[TEXTE FOURNI]
Ce 20 septembre, Roger Delmotte fête ses 97 ans, l’occasion de se rappeler la carrière incroyable de ce trompettiste légendaire.
Il y eut les brillants états de service de Roger Delmotte en tant que soliste à l’Opéra de Paris (à partir de 1951), requin de studio (dès 1950; musiques de films: Si Versailles m’était conté; Les Sorcières de Salerm; Peau douce; etc) et professeur au Conservatoire de Versailles (dès 1950)! On ne compte plus ses anciens élèves, à titre d’exemples: Gérard Millière, Bernard Gabel (au CNSMP), Robert Bouché, Manu Collombert, Antoine Curé, Dominique Derasse, Pierre Dutot, Roger Jeanmarie, Manu Mellaerts, René Périnelli, Rodolphe Puechbroussous, Jean-Luc Ramecourt, Olivier Theurillat, Dino Tomba, Marc Ullrich, Urban Walser, etc.

Entrées de position des éléments
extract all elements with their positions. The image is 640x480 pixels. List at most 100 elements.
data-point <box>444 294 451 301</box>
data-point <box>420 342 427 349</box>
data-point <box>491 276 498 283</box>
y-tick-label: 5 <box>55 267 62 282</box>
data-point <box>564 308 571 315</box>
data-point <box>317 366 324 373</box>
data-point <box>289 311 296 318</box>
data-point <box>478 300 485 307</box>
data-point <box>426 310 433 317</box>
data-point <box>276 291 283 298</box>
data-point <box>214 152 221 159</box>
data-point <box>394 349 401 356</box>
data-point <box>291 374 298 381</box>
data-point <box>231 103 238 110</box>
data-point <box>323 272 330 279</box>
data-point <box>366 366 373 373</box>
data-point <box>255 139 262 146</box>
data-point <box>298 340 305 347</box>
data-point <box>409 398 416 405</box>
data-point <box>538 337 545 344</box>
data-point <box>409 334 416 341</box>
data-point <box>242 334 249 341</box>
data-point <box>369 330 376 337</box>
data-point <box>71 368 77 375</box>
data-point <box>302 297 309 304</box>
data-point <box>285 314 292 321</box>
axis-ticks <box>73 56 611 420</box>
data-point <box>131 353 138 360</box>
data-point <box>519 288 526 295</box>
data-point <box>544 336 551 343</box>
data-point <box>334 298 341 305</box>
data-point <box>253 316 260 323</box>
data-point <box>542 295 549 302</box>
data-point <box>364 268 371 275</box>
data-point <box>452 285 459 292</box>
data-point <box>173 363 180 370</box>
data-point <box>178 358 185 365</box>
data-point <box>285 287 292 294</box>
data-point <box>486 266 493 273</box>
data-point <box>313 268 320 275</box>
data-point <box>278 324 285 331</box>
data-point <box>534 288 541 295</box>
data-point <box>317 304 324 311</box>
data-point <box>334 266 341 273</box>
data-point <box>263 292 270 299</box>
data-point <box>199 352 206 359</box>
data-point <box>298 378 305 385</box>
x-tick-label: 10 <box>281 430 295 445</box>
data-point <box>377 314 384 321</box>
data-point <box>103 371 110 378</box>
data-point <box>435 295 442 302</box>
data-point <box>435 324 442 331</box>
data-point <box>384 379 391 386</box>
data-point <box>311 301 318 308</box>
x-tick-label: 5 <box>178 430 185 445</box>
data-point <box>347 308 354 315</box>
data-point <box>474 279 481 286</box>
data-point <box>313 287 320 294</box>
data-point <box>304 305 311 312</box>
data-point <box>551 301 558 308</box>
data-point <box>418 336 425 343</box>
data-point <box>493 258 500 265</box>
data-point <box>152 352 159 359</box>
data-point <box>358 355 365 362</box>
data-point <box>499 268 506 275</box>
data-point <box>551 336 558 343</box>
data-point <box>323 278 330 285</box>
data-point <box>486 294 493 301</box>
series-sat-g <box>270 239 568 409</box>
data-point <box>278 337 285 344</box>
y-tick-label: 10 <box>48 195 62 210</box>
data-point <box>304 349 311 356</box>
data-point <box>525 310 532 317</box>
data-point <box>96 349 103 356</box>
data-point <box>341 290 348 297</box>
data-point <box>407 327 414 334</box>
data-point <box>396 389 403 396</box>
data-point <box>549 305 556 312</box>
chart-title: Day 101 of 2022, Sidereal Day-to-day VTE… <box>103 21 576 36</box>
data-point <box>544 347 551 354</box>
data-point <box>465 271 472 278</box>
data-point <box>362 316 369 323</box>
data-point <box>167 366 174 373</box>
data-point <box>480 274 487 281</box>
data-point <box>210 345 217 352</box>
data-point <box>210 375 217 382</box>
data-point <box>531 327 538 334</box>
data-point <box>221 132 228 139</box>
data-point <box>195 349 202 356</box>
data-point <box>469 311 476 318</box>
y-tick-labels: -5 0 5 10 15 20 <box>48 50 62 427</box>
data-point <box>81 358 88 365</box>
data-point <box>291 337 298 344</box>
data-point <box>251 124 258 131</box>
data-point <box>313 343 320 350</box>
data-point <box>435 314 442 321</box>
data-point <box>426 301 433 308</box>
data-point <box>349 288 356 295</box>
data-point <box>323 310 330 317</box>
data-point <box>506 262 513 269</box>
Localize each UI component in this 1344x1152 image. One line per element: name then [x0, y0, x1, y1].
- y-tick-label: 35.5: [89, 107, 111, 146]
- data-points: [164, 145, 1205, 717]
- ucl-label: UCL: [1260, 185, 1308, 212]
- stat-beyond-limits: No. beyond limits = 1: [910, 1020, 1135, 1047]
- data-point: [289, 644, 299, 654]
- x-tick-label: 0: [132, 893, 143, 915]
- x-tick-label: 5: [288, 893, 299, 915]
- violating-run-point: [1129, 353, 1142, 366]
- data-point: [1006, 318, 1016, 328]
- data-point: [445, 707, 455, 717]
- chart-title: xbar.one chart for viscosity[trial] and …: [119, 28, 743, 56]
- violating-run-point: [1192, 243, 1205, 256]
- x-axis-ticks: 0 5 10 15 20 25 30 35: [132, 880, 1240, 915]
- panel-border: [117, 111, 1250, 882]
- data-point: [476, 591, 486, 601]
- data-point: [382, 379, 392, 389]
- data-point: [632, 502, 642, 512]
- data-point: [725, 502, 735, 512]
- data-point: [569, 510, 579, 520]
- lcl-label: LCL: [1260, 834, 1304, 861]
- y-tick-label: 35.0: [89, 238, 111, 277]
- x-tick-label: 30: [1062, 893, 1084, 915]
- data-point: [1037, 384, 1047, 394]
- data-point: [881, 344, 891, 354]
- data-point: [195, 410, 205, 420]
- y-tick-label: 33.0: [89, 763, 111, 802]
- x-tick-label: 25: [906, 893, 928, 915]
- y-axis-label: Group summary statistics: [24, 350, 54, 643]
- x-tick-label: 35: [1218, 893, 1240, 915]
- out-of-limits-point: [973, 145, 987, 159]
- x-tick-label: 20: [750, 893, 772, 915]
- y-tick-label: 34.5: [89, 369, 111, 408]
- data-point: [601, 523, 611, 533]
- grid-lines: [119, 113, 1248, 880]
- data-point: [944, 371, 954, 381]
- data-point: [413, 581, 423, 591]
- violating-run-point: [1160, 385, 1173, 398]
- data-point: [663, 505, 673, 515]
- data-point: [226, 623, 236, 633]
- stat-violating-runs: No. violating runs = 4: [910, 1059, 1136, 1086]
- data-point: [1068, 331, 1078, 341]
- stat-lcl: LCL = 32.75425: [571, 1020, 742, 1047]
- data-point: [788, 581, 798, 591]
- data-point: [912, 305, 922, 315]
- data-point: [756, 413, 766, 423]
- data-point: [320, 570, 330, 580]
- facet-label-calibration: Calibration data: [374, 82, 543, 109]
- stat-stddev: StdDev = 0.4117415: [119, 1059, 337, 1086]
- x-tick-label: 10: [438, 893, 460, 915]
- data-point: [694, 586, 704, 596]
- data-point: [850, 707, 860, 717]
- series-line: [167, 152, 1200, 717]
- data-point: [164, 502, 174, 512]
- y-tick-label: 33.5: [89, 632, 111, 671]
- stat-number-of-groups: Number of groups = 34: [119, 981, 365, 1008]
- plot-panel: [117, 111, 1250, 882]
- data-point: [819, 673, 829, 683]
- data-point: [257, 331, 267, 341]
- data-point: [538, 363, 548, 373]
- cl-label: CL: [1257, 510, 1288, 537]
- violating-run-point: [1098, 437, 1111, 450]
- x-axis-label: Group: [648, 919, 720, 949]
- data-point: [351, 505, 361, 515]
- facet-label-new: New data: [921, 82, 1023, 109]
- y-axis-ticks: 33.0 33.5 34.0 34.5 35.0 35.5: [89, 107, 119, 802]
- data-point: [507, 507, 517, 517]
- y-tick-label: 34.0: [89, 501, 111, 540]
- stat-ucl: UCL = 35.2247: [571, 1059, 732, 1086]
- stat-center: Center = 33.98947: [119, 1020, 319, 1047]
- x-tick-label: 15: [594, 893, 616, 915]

[OBJECTIFS]
**A)** Énumérez les trois fonctions que le texte sur Roger Delmotte lui attribue, avec l'année où chacune commence.
**B)** D'après le texte sur Roger Delmotte, quel âge fête-t-il le 20 septembre ?
**C)** Poursuivez le texte sur Roger Delmotte à partir de sa dernière phrase.

[RÉPONSES ATTENDUES]
**A)**
- Soliste à l'Opéra de Paris (à partir de 1951)
- Requin de studio (dès 1950)
- Professeur au Conservatoire de Versailles (dès 1950)

**B)** Il fête ses 97 ans.

**C)**
Il y a aussi, et surtout pour l’historien, le rôle capital joué par Roger Delmotte dans la tradition du jeu de trompette en France:
(1) Roger Delmotte est l’aboutissement d’une “tradition d’interprétation” (française) qui va d’Arban (via la méthode d’Alexandre Petit – élève d’Arban- que Maurice Leclercq, son 1er professeur lui a enseigné) jusqu’à Eugène Foveau (méthode Forestier), son influence majeure et lui-même qui a relancé l’usage de la méthode Balay (professeur au conservatoire de Versailles, antichambre du CNSMP où il a enseigné par intérim au décès de Raymond Sabarich). Notons au passage que la méthode de Merri Franquin, non admise par Foveau, eut de rares adeptes à l’époque en France et en Suisse (Barthélémy, Porret, Bodet) malgré ses principes “avancés” (compatibles avec ceux d’un Louis Maggio, aux Etats-Unis).
(2) Roger Delmotte ouvre la voie à “la trompette concertante” classique, seulement précédé en cela (à une moindre ampleur) par l’Anglais George Eskdale et chez nous, par Raymond Tournesac (qui ne laisse qu’un seul disque) et par Ludovic Vaillant.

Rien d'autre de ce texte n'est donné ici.